§ **Texto fornecido**:
========================================

A literatura, como a própria vida, tem suas ironias. O surgimento, em 1890, de O cortiço, do maranhense Aluísio Azevedo, analisado agora, transcorridos 121 anos, confirma exclusivamente o talento de Machado de Assis, pois enquanto Memórias póstumas de Brás Cubas — ruptura com o romantismo e com o tipo de romance escrito até então no Brasil —, publicado em 1881, representou um salto mortal, Azevedo, quase dez anos depois, ainda engatinhava.

========================================

§ **Listagem apresentada**:
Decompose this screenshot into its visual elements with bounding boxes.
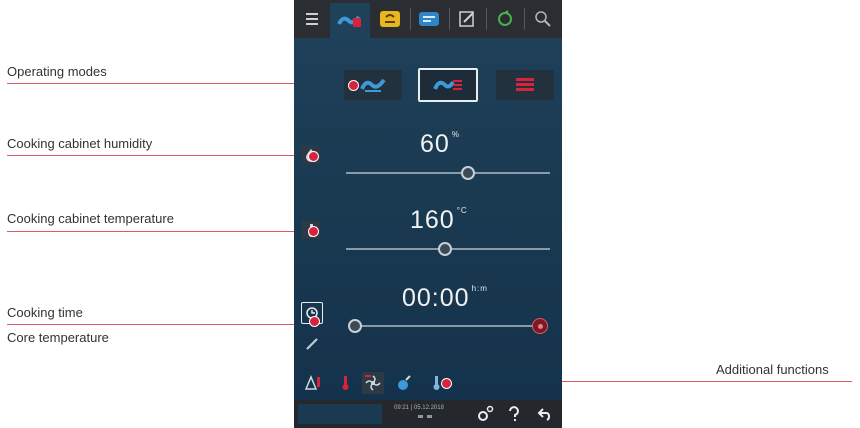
top-toolbar <box>294 0 562 38</box>
back-arrow-icon <box>537 408 551 421</box>
callout-line-humidity <box>7 155 309 156</box>
tab-menu[interactable] <box>300 5 324 33</box>
tab-manual-mode[interactable] <box>330 3 370 38</box>
cooking-time-unit: h:m <box>471 284 488 293</box>
toolbar-divider <box>486 8 487 30</box>
humidity-slider-track[interactable] <box>346 172 550 174</box>
combi-steam-icon <box>433 80 462 90</box>
mode-steam-button[interactable] <box>344 70 402 100</box>
function-button-4[interactable] <box>392 372 414 394</box>
cooking-time-value: 00:00 h:m <box>402 284 488 313</box>
callout-marker <box>348 80 359 91</box>
label-cooking-cabinet-humidity: Cooking cabinet humidity <box>7 136 153 151</box>
status-indicator-icon <box>427 415 432 418</box>
label-additional-functions: Additional functions <box>716 362 829 377</box>
status-clock: 09:21 | 05.12.2018 <box>394 405 444 411</box>
callout-marker <box>308 226 319 237</box>
settings-button[interactable] <box>474 404 496 424</box>
temperature-slider-handle[interactable] <box>438 242 452 256</box>
label-cooking-time: Cooking time <box>7 305 83 320</box>
function-button-5[interactable] <box>426 372 452 394</box>
tab-intelligent-cooking[interactable] <box>376 5 404 33</box>
tab-programming[interactable] <box>454 5 480 33</box>
back-button[interactable] <box>534 404 556 424</box>
delta-t-icon <box>304 375 320 390</box>
function-button-3[interactable] <box>362 372 384 394</box>
tab-programs[interactable] <box>415 5 443 33</box>
search-icon <box>535 11 551 27</box>
humidity-unit: % <box>451 130 460 139</box>
toolbar-divider <box>410 8 411 30</box>
programs-icon <box>419 12 439 26</box>
mode-convection-button[interactable] <box>496 70 554 100</box>
dry-heat-icon <box>516 78 534 91</box>
thermometer-icon <box>342 376 349 390</box>
oven-control-screen: 60% 160 °C 00:00 h:m 09:21 | 05.12.2018 <box>294 0 562 428</box>
cooking-time-slider-handle[interactable] <box>348 319 362 333</box>
status-indicators <box>418 415 436 419</box>
function-button-1[interactable] <box>302 372 324 394</box>
humidity-value: 60% <box>420 130 460 159</box>
humidity-number: 60 <box>420 130 450 158</box>
humidity-slider-handle[interactable] <box>461 166 475 180</box>
settings-icon <box>478 405 494 421</box>
chef-hat-icon <box>380 11 400 27</box>
temperature-side-button[interactable] <box>302 221 320 239</box>
tab-search[interactable] <box>530 5 556 33</box>
continuous-operation-button[interactable] <box>532 318 548 334</box>
core-temperature-side-button[interactable] <box>303 335 321 353</box>
function-button-2[interactable] <box>334 372 356 394</box>
toolbar-divider <box>449 8 450 30</box>
core-probe-icon <box>306 338 318 350</box>
callout-line-cooking-time <box>7 324 312 325</box>
status-field <box>298 404 382 424</box>
callout-marker <box>308 151 319 162</box>
cooking-time-side-button[interactable] <box>301 302 323 327</box>
fan-speed-icon <box>365 375 381 391</box>
bottom-status-bar: 09:21 | 05.12.2018 <box>294 400 562 428</box>
temperature-unit: °C <box>456 206 468 215</box>
label-cooking-cabinet-temperature: Cooking cabinet temperature <box>7 211 174 226</box>
temperature-number: 160 <box>410 206 455 234</box>
label-operating-modes: Operating modes <box>7 64 107 79</box>
continuous-operation-icon <box>537 323 543 329</box>
cooking-time-slider-track[interactable] <box>354 325 538 327</box>
tab-care[interactable] <box>492 5 518 33</box>
status-indicator-icon <box>418 415 423 418</box>
combi-steam-icon <box>337 15 361 27</box>
cleaning-cycle-icon <box>498 10 512 26</box>
toolbar-divider <box>524 8 525 30</box>
label-core-temperature: Core temperature <box>7 330 109 345</box>
callout-line-temperature <box>7 231 309 232</box>
humidity-side-button[interactable] <box>302 146 320 164</box>
temperature-value: 160 °C <box>410 206 468 235</box>
mode-combi-button[interactable] <box>418 68 478 102</box>
menu-icon <box>306 13 318 25</box>
edit-icon <box>459 11 474 27</box>
humidify-icon <box>398 375 411 390</box>
callout-marker <box>441 378 452 389</box>
cooking-time-number: 00:00 <box>402 284 470 312</box>
help-button[interactable] <box>504 404 524 424</box>
callout-marker <box>309 316 320 327</box>
help-icon <box>509 406 519 421</box>
steam-icon <box>360 78 386 92</box>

========================================

§ **Conjunto de exercícios**:
**1)** Copie do texto sobre O cortiço o trecho que começa em "A literatura, como" e vai até "depois, ainda engatinhava.", incluindo essas palavras.
**2)** De acordo com o texto sobre O cortiço, em que ano foi publicado Memórias póstumas de Brás Cubas?
**3)** Dê continuidade ao texto sobre O cortiço a partir da última frase apresentada.
A listagem não tem nenhuma relação com o texto sobre O cortiço.

§ **Respostas por tarefa**:
**1)**
A literatura, como a própria vida, tem suas ironias. O surgimento, em 1890, de O cortiço, do maranhense Aluísio Azevedo, analisado agora, transcorridos 121 anos, confirma exclusivamente o talento de Machado de Assis, pois enquanto Memórias póstumas de Brás Cubas — ruptura com o romantismo e com o tipo de romance escrito até então no Brasil —, publicado em 1881, representou um salto mortal, Azevedo, quase dez anos depois, ainda engatinhava.

**2)** Em 1881.

**3)**
Exagero e fisiologia
Eugênio Gomes conta, em Aspectos do romance brasileiro, que um crítico daquela época, o positivista Tito Lívio de Castro, árduo defensor do naturalismo — segundo ele, “solução ideal e definitiva (grifo nosso) para o problema da arte” —, sustentava que a estética não pode existir sem a fisiologia, pois esta explica o porquê das leis que regem a primeira, “o modo pelo qual as impressões se transmitem e as causas que produzem as emoções”. À parte o absurdo de tal proposta, ela apresenta bem o que norteou o naturalismo, não só brasileiro: a tentativa de mostrar os homens como escravos dos caracteres hereditários e do meio, da natureza. Essas idéias descambaram, entretanto, para uma concepção pretensamente científica, datada, e, pior, um certo monismo vulgar, que via apenas os defeitos (mentais, físicos e morais), os aspectos patológicos dos indivíduos e da realidade. Como afirma Eugênio Gomes, os naturalistas “transformaram o mundo num vasto nosocômio, onde só havia de interessante o lado mórbido ou supostamente enfermo dos seres e até das coisas inanimadas. Tudo isso era visto como um organismo trabalhado por agentes insidiosos de uma decomposição infalível”.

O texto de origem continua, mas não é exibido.